Of the lines in the records that follow, how many include the word "ILEC"? Answer with a bare number.

---- DATA IN THIS EXERCISE

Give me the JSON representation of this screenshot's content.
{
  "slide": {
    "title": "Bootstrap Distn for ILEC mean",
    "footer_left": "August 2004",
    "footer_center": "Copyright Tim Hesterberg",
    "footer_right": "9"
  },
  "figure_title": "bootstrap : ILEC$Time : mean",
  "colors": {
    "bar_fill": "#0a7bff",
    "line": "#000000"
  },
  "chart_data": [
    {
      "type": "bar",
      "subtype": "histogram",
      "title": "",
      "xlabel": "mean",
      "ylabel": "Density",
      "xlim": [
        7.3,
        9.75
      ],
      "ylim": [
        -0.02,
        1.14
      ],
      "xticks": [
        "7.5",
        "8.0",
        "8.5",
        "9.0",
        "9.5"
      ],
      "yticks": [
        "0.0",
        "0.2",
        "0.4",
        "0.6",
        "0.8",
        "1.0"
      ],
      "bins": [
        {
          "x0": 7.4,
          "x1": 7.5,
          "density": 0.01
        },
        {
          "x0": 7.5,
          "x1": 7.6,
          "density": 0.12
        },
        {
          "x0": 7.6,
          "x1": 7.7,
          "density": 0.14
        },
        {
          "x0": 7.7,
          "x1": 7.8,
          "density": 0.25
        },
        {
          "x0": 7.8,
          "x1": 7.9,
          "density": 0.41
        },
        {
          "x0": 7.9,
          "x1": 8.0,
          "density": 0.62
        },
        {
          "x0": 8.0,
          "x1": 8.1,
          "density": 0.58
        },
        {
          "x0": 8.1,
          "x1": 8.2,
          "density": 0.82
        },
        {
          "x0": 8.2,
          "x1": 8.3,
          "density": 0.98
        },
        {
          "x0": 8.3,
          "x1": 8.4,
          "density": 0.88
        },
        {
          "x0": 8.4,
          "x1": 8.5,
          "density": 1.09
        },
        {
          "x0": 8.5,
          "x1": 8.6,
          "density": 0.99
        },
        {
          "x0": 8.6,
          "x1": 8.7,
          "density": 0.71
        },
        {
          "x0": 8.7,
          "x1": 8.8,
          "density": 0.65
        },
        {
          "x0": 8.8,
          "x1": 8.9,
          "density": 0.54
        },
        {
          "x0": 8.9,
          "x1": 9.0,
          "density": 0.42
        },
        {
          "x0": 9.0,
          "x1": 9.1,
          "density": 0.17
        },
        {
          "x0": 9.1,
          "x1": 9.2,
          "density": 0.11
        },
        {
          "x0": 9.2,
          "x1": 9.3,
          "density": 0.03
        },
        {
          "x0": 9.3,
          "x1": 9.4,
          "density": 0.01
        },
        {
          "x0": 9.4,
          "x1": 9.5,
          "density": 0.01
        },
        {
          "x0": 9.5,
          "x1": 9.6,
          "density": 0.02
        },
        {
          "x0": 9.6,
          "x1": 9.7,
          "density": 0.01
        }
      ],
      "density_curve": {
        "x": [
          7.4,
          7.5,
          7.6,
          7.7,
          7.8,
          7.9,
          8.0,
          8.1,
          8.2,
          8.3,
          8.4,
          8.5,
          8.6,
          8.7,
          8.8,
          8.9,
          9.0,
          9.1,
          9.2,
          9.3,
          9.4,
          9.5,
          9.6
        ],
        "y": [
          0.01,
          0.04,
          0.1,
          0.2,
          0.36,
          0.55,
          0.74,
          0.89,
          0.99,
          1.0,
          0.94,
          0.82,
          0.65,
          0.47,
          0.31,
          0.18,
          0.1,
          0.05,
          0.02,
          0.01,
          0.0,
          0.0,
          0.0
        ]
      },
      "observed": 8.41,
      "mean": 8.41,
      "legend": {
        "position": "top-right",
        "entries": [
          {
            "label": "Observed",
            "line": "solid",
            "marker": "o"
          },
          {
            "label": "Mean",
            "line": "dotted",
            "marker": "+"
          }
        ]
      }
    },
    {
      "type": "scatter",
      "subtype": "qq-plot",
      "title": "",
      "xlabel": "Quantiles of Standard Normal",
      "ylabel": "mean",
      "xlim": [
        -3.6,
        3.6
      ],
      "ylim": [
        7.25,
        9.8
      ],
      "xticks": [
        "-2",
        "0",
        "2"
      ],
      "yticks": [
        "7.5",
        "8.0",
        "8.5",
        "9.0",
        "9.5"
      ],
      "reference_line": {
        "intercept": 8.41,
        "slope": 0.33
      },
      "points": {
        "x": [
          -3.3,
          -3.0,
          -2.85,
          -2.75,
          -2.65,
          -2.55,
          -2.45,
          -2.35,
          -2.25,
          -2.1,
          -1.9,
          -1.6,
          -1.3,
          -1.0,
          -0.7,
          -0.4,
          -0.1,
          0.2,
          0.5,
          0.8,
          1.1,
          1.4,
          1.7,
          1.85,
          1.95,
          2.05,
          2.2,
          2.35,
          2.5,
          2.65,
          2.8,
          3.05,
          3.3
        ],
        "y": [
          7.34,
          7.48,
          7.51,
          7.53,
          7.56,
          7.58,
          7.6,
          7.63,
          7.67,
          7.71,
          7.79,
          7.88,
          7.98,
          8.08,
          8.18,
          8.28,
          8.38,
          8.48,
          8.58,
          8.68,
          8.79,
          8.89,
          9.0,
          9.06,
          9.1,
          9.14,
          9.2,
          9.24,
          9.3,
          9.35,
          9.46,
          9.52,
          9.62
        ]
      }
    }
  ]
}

--------

ANSWER BELOW: 2